--- begin ---
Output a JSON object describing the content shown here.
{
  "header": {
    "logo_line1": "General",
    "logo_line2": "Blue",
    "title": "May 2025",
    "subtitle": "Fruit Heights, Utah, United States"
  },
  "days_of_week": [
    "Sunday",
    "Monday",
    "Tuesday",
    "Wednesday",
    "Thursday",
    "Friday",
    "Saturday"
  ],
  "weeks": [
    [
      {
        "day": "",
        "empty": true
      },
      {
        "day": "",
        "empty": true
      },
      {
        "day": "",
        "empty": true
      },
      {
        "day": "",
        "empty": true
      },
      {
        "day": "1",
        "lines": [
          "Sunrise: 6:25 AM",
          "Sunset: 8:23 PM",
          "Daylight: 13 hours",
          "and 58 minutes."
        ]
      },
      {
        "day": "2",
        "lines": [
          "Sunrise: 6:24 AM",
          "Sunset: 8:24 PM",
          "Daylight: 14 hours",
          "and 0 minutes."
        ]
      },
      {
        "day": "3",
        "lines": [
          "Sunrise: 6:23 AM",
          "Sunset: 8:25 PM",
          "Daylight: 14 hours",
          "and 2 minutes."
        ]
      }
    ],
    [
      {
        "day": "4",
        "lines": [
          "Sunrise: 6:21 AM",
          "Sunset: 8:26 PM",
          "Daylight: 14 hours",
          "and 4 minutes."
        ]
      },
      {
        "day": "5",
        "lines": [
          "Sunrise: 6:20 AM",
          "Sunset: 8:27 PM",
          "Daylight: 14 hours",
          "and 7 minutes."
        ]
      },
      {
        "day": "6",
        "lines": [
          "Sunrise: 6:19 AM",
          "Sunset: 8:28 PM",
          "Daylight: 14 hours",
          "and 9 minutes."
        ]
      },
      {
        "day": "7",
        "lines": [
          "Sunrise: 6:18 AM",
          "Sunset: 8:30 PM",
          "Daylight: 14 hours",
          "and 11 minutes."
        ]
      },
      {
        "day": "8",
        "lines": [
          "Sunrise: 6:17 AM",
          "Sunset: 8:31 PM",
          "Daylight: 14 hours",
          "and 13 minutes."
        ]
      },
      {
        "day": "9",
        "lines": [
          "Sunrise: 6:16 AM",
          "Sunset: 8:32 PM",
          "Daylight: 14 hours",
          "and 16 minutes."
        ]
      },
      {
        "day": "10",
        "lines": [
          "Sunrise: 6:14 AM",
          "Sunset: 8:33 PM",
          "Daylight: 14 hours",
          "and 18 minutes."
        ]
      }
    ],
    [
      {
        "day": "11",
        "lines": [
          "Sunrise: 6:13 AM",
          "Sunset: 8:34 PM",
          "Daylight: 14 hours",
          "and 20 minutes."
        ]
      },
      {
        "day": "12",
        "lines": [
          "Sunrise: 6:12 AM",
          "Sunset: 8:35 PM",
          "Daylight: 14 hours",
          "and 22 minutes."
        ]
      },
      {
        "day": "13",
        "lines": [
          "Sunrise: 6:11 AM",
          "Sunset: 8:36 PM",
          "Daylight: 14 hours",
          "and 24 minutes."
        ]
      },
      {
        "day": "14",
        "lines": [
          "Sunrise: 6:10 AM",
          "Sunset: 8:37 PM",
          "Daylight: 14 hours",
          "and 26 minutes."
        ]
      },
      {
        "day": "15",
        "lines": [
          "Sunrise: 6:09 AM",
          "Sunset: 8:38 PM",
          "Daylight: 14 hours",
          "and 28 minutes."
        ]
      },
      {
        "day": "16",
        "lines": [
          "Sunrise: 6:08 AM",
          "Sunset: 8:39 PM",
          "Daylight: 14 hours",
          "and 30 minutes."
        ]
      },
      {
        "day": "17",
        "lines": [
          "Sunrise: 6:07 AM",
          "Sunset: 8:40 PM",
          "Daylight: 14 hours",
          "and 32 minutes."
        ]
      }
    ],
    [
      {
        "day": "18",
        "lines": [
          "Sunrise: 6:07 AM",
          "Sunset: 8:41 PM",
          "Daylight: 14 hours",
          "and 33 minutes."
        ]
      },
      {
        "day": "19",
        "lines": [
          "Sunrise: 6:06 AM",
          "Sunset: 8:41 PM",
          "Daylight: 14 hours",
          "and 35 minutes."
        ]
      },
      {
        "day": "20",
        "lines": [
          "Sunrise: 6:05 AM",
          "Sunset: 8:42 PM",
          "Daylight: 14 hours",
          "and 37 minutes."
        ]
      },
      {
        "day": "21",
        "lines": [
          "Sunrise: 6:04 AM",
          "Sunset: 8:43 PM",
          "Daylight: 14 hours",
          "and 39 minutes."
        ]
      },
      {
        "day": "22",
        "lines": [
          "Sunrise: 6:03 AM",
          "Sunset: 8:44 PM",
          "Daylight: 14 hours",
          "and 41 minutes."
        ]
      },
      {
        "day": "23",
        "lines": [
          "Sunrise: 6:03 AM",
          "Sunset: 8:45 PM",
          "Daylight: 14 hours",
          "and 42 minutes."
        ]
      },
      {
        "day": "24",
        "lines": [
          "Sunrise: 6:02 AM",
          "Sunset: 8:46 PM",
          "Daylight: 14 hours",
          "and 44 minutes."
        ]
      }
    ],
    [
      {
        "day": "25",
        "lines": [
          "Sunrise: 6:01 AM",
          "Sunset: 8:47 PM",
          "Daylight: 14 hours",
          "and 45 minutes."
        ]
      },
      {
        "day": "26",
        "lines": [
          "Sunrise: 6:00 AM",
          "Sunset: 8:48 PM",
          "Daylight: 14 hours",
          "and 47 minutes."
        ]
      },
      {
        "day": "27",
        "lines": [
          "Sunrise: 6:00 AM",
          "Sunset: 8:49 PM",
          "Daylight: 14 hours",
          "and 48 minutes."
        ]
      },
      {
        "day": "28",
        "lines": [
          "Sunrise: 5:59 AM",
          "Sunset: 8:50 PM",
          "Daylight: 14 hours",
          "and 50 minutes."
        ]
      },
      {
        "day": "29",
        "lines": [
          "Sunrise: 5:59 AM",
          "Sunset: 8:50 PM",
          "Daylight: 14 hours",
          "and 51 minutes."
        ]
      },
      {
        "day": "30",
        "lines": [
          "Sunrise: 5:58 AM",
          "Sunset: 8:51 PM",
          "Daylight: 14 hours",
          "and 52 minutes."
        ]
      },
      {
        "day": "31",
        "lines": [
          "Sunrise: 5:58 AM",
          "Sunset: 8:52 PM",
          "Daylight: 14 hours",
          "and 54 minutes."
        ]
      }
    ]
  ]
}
--- end ---
The request =>
Retype the records above exactly.

Written solution =>
Output a JSON object describing the content shown here.
{
  "header": {
    "logo_line1": "General",
    "logo_line2": "Blue",
    "title": "May 2025",
    "subtitle": "Fruit Heights, Utah, United States"
  },
  "days_of_week": [
    "Sunday",
    "Monday",
    "Tuesday",
    "Wednesday",
    "Thursday",
    "Friday",
    "Saturday"
  ],
  "weeks": [
    [
      {
        "day": "",
        "empty": true
      },
      {
        "day": "",
        "empty": true
      },
      {
        "day": "",
        "empty": true
      },
      {
        "day": "",
        "empty": true
      },
      {
        "day": "1",
        "lines": [
          "Sunrise: 6:25 AM",
          "Sunset: 8:23 PM",
          "Daylight: 13 hours",
          "and 58 minutes."
        ]
      },
      {
        "day": "2",
        "lines": [
          "Sunrise: 6:24 AM",
          "Sunset: 8:24 PM",
          "Daylight: 14 hours",
          "and 0 minutes."
        ]
      },
      {
        "day": "3",
        "lines": [
          "Sunrise: 6:23 AM",
          "Sunset: 8:25 PM",
          "Daylight: 14 hours",
          "and 2 minutes."
        ]
      }
    ],
    [
      {
        "day": "4",
        "lines": [
          "Sunrise: 6:21 AM",
          "Sunset: 8:26 PM",
          "Daylight: 14 hours",
          "and 4 minutes."
        ]
      },
      {
        "day": "5",
        "lines": [
          "Sunrise: 6:20 AM",
          "Sunset: 8:27 PM",
          "Daylight: 14 hours",
          "and 7 minutes."
        ]
      },
      {
        "day": "6",
        "lines": [
          "Sunrise: 6:19 AM",
          "Sunset: 8:28 PM",
          "Daylight: 14 hours",
          "and 9 minutes."
        ]
      },
      {
        "day": "7",
        "lines": [
          "Sunrise: 6:18 AM",
          "Sunset: 8:30 PM",
          "Daylight: 14 hours",
          "and 11 minutes."
        ]
      },
      {
        "day": "8",
        "lines": [
          "Sunrise: 6:17 AM",
          "Sunset: 8:31 PM",
          "Daylight: 14 hours",
          "and 13 minutes."
        ]
      },
      {
        "day": "9",
        "lines": [
          "Sunrise: 6:16 AM",
          "Sunset: 8:32 PM",
          "Daylight: 14 hours",
          "and 16 minutes."
        ]
      },
      {
        "day": "10",
        "lines": [
          "Sunrise: 6:14 AM",
          "Sunset: 8:33 PM",
          "Daylight: 14 hours",
          "and 18 minutes."
        ]
      }
    ],
    [
      {
        "day": "11",
        "lines": [
          "Sunrise: 6:13 AM",
          "Sunset: 8:34 PM",
          "Daylight: 14 hours",
          "and 20 minutes."
        ]
      },
      {
        "day": "12",
        "lines": [
          "Sunrise: 6:12 AM",
          "Sunset: 8:35 PM",
          "Daylight: 14 hours",
          "and 22 minutes."
        ]
      },
      {
        "day": "13",
        "lines": [
          "Sunrise: 6:11 AM",
          "Sunset: 8:36 PM",
          "Daylight: 14 hours",
          "and 24 minutes."
        ]
      },
      {
        "day": "14",
        "lines": [
          "Sunrise: 6:10 AM",
          "Sunset: 8:37 PM",
          "Daylight: 14 hours",
          "and 26 minutes."
        ]
      },
      {
        "day": "15",
        "lines": [
          "Sunrise: 6:09 AM",
          "Sunset: 8:38 PM",
          "Daylight: 14 hours",
          "and 28 minutes."
        ]
      },
      {
        "day": "16",
        "lines": [
          "Sunrise: 6:08 AM",
          "Sunset: 8:39 PM",
          "Daylight: 14 hours",
          "and 30 minutes."
        ]
      },
      {
        "day": "17",
        "lines": [
          "Sunrise: 6:07 AM",
          "Sunset: 8:40 PM",
          "Daylight: 14 hours",
          "and 32 minutes."
        ]
      }
    ],
    [
      {
        "day": "18",
        "lines": [
          "Sunrise: 6:07 AM",
          "Sunset: 8:41 PM",
          "Daylight: 14 hours",
          "and 33 minutes."
        ]
      },
      {
        "day": "19",
        "lines": [
          "Sunrise: 6:06 AM",
          "Sunset: 8:41 PM",
          "Daylight: 14 hours",
          "and 35 minutes."
        ]
      },
      {
        "day": "20",
        "lines": [
          "Sunrise: 6:05 AM",
          "Sunset: 8:42 PM",
          "Daylight: 14 hours",
          "and 37 minutes."
        ]
      },
      {
        "day": "21",
        "lines": [
          "Sunrise: 6:04 AM",
          "Sunset: 8:43 PM",
          "Daylight: 14 hours",
          "and 39 minutes."
        ]
      },
      {
        "day": "22",
        "lines": [
          "Sunrise: 6:03 AM",
          "Sunset: 8:44 PM",
          "Daylight: 14 hours",
          "and 41 minutes."
        ]
      },
      {
        "day": "23",
        "lines": [
          "Sunrise: 6:03 AM",
          "Sunset: 8:45 PM",
          "Daylight: 14 hours",
          "and 42 minutes."
        ]
      },
      {
        "day": "24",
        "lines": [
          "Sunrise: 6:02 AM",
          "Sunset: 8:46 PM",
          "Daylight: 14 hours",
          "and 44 minutes."
        ]
      }
    ],
    [
      {
        "day": "25",
        "lines": [
          "Sunrise: 6:01 AM",
          "Sunset: 8:47 PM",
          "Daylight: 14 hours",
          "and 45 minutes."
        ]
      },
      {
        "day": "26",
        "lines": [
          "Sunrise: 6:00 AM",
          "Sunset: 8:48 PM",
          "Daylight: 14 hours",
          "and 47 minutes."
        ]
      },
      {
        "day": "27",
        "lines": [
          "Sunrise: 6:00 AM",
          "Sunset: 8:49 PM",
          "Daylight: 14 hours",
          "and 48 minutes."
        ]
      },
      {
        "day": "28",
        "lines": [
          "Sunrise: 5:59 AM",
          "Sunset: 8:50 PM",
          "Daylight: 14 hours",
          "and 50 minutes."
        ]
      },
      {
        "day": "29",
        "lines": [
          "Sunrise: 5:59 AM",
          "Sunset: 8:50 PM",
          "Daylight: 14 hours",
          "and 51 minutes."
        ]
      },
      {
        "day": "30",
        "lines": [
          "Sunrise: 5:58 AM",
          "Sunset: 8:51 PM",
          "Daylight: 14 hours",
          "and 52 minutes."
        ]
      },
      {
        "day": "31",
        "lines": [
          "Sunrise: 5:58 AM",
          "Sunset: 8:52 PM",
          "Daylight: 14 hours",
          "and 54 minutes."
        ]
      }
    ]
  ]
}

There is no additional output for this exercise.